[Written request] Only the lines from the line holding "OCR this image." through the final line of the entries below are to be returned, exactly as they stand.

═════ Material for the task ═════

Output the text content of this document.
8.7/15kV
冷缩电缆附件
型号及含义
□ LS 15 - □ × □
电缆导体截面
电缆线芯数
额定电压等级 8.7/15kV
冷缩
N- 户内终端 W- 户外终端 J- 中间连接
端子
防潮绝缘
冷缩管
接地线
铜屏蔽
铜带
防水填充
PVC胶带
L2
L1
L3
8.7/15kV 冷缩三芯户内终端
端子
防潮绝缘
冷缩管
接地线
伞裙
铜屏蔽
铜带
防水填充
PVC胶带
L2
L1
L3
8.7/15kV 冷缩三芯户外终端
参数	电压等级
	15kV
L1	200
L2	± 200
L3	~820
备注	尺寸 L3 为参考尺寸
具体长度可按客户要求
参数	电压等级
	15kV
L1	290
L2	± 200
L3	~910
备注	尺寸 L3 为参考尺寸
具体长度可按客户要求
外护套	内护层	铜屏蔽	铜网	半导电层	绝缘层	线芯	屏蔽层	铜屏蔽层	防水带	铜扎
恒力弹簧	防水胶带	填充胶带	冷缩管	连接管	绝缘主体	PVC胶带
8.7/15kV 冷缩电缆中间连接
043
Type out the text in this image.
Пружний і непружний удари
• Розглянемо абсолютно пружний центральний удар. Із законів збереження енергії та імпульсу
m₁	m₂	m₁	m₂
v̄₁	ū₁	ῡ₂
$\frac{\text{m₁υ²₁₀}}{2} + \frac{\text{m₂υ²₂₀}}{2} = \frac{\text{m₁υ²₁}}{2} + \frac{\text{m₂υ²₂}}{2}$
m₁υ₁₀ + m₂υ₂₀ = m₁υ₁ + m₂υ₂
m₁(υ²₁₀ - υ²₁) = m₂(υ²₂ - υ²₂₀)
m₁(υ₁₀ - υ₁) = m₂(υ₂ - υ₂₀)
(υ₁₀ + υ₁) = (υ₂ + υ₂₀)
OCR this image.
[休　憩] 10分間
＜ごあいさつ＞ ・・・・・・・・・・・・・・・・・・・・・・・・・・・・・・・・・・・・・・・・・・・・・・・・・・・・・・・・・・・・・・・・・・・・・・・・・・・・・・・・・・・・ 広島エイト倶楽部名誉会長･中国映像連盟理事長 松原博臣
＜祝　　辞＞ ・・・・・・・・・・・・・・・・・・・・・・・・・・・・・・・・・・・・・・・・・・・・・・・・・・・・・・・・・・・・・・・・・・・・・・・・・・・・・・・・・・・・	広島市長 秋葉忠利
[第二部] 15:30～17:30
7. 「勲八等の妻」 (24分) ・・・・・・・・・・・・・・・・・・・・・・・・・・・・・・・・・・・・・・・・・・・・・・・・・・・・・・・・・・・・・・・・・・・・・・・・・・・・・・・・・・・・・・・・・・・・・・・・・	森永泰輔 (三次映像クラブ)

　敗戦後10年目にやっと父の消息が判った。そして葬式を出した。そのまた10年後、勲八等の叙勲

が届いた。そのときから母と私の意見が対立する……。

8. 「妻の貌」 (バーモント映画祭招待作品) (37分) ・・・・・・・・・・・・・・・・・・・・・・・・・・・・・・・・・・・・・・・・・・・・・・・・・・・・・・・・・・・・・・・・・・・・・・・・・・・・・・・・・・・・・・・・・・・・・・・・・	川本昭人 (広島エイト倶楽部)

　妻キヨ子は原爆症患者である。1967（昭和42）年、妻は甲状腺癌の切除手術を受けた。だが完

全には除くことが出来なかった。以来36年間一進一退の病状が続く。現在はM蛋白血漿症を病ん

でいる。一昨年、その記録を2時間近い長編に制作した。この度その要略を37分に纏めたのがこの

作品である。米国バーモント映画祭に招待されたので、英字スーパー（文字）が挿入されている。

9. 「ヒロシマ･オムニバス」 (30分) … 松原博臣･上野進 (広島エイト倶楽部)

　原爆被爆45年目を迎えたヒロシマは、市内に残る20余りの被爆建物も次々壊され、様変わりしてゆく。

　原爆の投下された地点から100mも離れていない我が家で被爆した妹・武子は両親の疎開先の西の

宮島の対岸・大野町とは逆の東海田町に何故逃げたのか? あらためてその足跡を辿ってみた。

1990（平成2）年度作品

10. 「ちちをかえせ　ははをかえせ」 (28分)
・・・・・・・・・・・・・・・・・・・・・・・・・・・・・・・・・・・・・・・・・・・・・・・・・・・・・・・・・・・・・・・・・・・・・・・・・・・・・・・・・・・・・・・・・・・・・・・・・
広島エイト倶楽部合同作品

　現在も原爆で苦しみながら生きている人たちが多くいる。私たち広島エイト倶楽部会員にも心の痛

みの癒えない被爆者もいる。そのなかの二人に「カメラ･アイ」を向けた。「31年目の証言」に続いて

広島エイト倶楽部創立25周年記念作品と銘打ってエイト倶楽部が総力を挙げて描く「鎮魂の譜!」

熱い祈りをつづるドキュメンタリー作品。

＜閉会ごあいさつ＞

═════

[Exercise answer]
OCR this image.
[休　憩] 10分間
＜ごあいさつ＞ ・・・・・・・・・・・・・・・・・・・・・・・・・・・・・・・・・・・・・・・・・・・・・・・・・・・・・・・・・・・・・・・・・・・・・・・・・・・・・・・・・・・・ 広島エイト倶楽部名誉会長･中国映像連盟理事長 松原博臣
＜祝　　辞＞ ・・・・・・・・・・・・・・・・・・・・・・・・・・・・・・・・・・・・・・・・・・・・・・・・・・・・・・・・・・・・・・・・・・・・・・・・・・・・・・・・・・・・	広島市長 秋葉忠利
[第二部] 15:30～17:30
7. 「勲八等の妻」 (24分) ・・・・・・・・・・・・・・・・・・・・・・・・・・・・・・・・・・・・・・・・・・・・・・・・・・・・・・・・・・・・・・・・・・・・・・・・・・・・・・・・・・・・・・・・・・・・・・・・・	森永泰輔 (三次映像クラブ)

　敗戦後10年目にやっと父の消息が判った。そして葬式を出した。そのまた10年後、勲八等の叙勲

が届いた。そのときから母と私の意見が対立する……。

8. 「妻の貌」 (バーモント映画祭招待作品) (37分) ・・・・・・・・・・・・・・・・・・・・・・・・・・・・・・・・・・・・・・・・・・・・・・・・・・・・・・・・・・・・・・・・・・・・・・・・・・・・・・・・・・・・・・・・・・・・・・・・・	川本昭人 (広島エイト倶楽部)

　妻キヨ子は原爆症患者である。1967（昭和42）年、妻は甲状腺癌の切除手術を受けた。だが完

全には除くことが出来なかった。以来36年間一進一退の病状が続く。現在はM蛋白血漿症を病ん

でいる。一昨年、その記録を2時間近い長編に制作した。この度その要略を37分に纏めたのがこの

作品である。米国バーモント映画祭に招待されたので、英字スーパー（文字）が挿入されている。

9. 「ヒロシマ･オムニバス」 (30分) … 松原博臣･上野進 (広島エイト倶楽部)

　原爆被爆45年目を迎えたヒロシマは、市内に残る20余りの被爆建物も次々壊され、様変わりしてゆく。

　原爆の投下された地点から100mも離れていない我が家で被爆した妹・武子は両親の疎開先の西の

宮島の対岸・大野町とは逆の東海田町に何故逃げたのか? あらためてその足跡を辿ってみた。

1990（平成2）年度作品

10. 「ちちをかえせ　ははをかえせ」 (28分)
・・・・・・・・・・・・・・・・・・・・・・・・・・・・・・・・・・・・・・・・・・・・・・・・・・・・・・・・・・・・・・・・・・・・・・・・・・・・・・・・・・・・・・・・・・・・・・・・・
広島エイト倶楽部合同作品

　現在も原爆で苦しみながら生きている人たちが多くいる。私たち広島エイト倶楽部会員にも心の痛

みの癒えない被爆者もいる。そのなかの二人に「カメラ･アイ」を向けた。「31年目の証言」に続いて

広島エイト倶楽部創立25周年記念作品と銘打ってエイト倶楽部が総力を挙げて描く「鎮魂の譜!」

熱い祈りをつづるドキュメンタリー作品。

＜閉会ごあいさつ＞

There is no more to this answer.